▽

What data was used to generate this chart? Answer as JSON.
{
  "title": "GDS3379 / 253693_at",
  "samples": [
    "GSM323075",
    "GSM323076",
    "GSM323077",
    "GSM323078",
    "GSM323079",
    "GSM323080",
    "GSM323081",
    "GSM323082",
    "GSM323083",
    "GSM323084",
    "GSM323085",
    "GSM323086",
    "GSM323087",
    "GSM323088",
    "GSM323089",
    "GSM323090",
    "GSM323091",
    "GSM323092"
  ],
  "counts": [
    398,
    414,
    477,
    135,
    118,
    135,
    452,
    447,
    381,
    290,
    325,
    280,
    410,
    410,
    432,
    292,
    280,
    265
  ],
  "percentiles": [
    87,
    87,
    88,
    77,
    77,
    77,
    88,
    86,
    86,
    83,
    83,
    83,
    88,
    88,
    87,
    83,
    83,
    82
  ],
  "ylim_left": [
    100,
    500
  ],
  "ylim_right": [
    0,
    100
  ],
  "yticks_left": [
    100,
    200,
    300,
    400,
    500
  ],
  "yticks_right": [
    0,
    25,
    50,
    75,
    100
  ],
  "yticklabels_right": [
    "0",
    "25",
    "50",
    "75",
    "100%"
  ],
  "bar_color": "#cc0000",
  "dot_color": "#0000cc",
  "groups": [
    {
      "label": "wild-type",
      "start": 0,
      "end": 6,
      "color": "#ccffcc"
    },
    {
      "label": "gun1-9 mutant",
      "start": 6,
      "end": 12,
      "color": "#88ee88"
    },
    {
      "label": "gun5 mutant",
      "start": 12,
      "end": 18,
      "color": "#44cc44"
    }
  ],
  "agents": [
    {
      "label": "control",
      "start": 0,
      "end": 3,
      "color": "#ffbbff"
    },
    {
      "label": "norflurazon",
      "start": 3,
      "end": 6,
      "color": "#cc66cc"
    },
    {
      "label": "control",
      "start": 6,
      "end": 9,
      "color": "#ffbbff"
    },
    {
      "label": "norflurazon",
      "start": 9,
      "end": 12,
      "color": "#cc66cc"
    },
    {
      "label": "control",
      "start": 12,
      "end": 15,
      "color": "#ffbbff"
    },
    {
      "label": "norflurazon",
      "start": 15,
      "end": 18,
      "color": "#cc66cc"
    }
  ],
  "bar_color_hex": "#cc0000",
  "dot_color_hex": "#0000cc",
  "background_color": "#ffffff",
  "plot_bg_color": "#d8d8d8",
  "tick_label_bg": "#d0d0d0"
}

△

*EXERCISE*. State how many lines of the records hold the string "mutant", and nothing else.

*CORRECT RESULT*. 2